◆ AIM OF THE EXERCISE:
Transcribe the entries that follow exactly as they appear, minus pictures.

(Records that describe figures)
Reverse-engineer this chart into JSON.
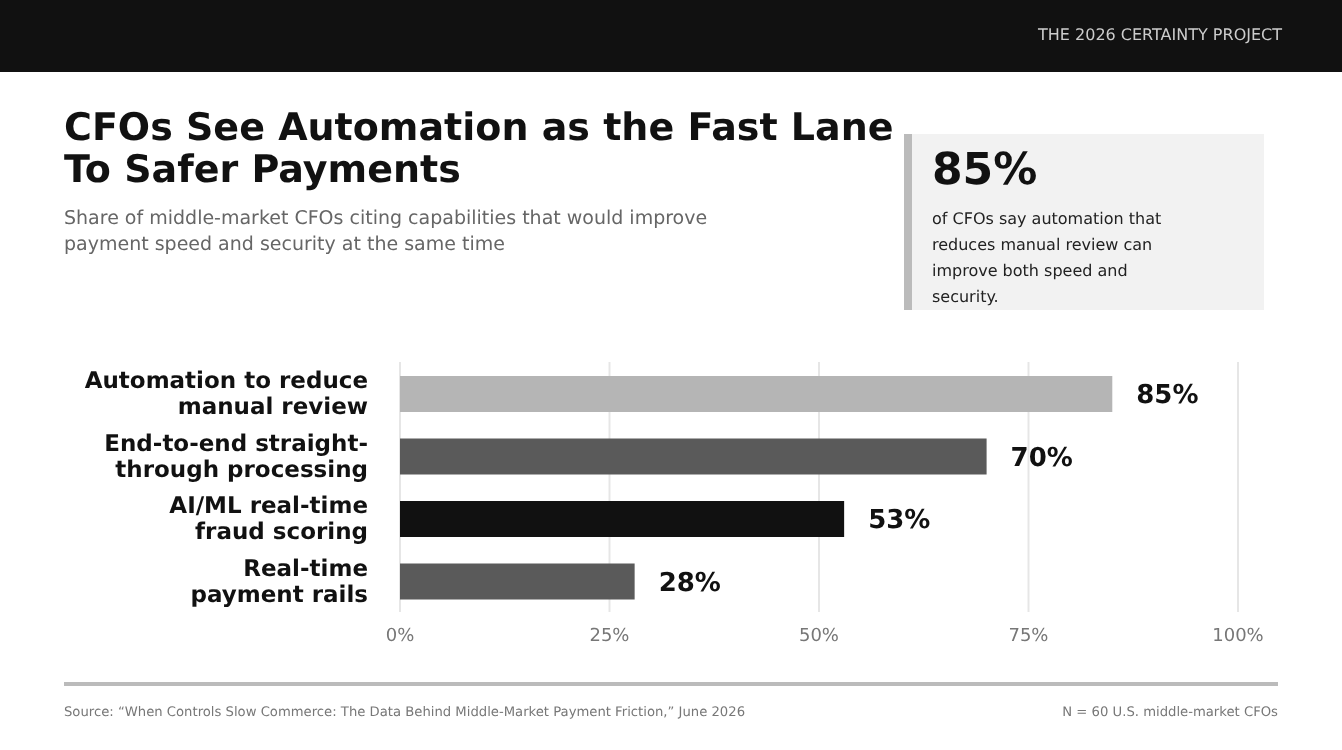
{
  "chart_data": {
    "type": "bar",
    "orientation": "horizontal",
    "title": "CFOs See Automation as the Fast Lane To Safer Payments",
    "subtitle": "Share of middle-market CFOs citing capabilities that would improve payment speed and security at the same time",
    "categories": [
      "Automation to reduce\nmanual review",
      "End-to-end straight-\nthrough processing",
      "AI/ML real-time\nfraud scoring",
      "Real-time\npayment rails"
    ],
    "values": [
      85,
      70,
      53,
      28
    ],
    "colors": [
      "#b5b5b5",
      "#5a5a5a",
      "#111111",
      "#5a5a5a"
    ],
    "value_labels": [
      "85%",
      "70%",
      "53%",
      "28%"
    ],
    "xlim": [
      0,
      100
    ],
    "xticks": [
      {
        "value": 0,
        "label": "0%"
      },
      {
        "value": 25,
        "label": "25%"
      },
      {
        "value": 50,
        "label": "50%"
      },
      {
        "value": 75,
        "label": "75%"
      },
      {
        "value": 100,
        "label": "100%"
      }
    ],
    "grid": "x",
    "annotations": [
      "THE 2026 CERTAINTY PROJECT",
      "85%",
      "of CFOs say automation that reduces manual review can improve both speed and security.",
      "Source: “When Controls Slow Commerce: The Data Behind Middle-Market Payment Friction,” June 2026",
      "N = 60 U.S. middle-market CFOs"
    ]
  }
}
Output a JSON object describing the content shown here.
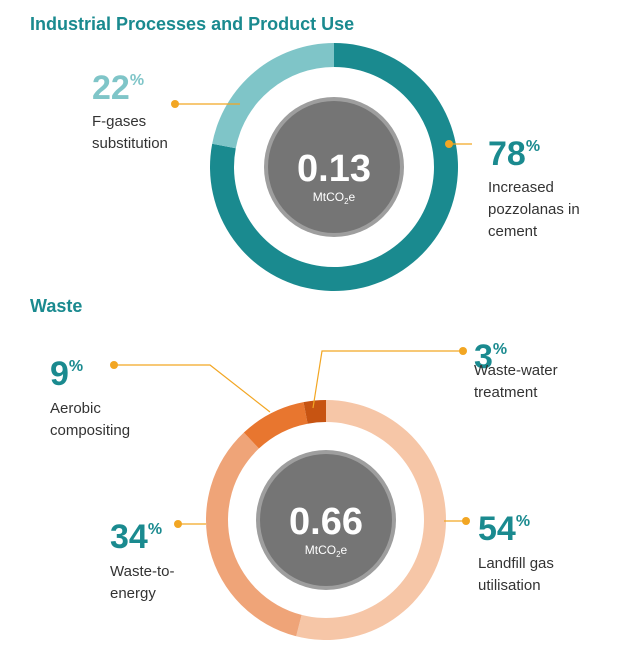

◆ TASK ANSWER:
Reverse-engineer this chart into JSON.
{
  "chart_data": {
    "type": "bar",
    "orientation": "horizontal",
    "title": "CFOs See Automation as the Fast Lane To Safer Payments",
    "subtitle": "Share of middle-market CFOs citing capabilities that would improve payment speed and security at the same time",
    "categories": [
      "Automation to reduce\nmanual review",
      "End-to-end straight-\nthrough processing",
      "AI/ML real-time\nfraud scoring",
      "Real-time\npayment rails"
    ],
    "values": [
      85,
      70,
      53,
      28
    ],
    "colors": [
      "#b5b5b5",
      "#5a5a5a",
      "#111111",
      "#5a5a5a"
    ],
    "value_labels": [
      "85%",
      "70%",
      "53%",
      "28%"
    ],
    "xlim": [
      0,
      100
    ],
    "xticks": [
      {
        "value": 0,
        "label": "0%"
      },
      {
        "value": 25,
        "label": "25%"
      },
      {
        "value": 50,
        "label": "50%"
      },
      {
        "value": 75,
        "label": "75%"
      },
      {
        "value": 100,
        "label": "100%"
      }
    ],
    "grid": "x",
    "annotations": [
      "THE 2026 CERTAINTY PROJECT",
      "85%",
      "of CFOs say automation that reduces manual review can improve both speed and security.",
      "Source: “When Controls Slow Commerce: The Data Behind Middle-Market Payment Friction,” June 2026",
      "N = 60 U.S. middle-market CFOs"
    ]
  }
}
Output a JSON object describing the content shown here.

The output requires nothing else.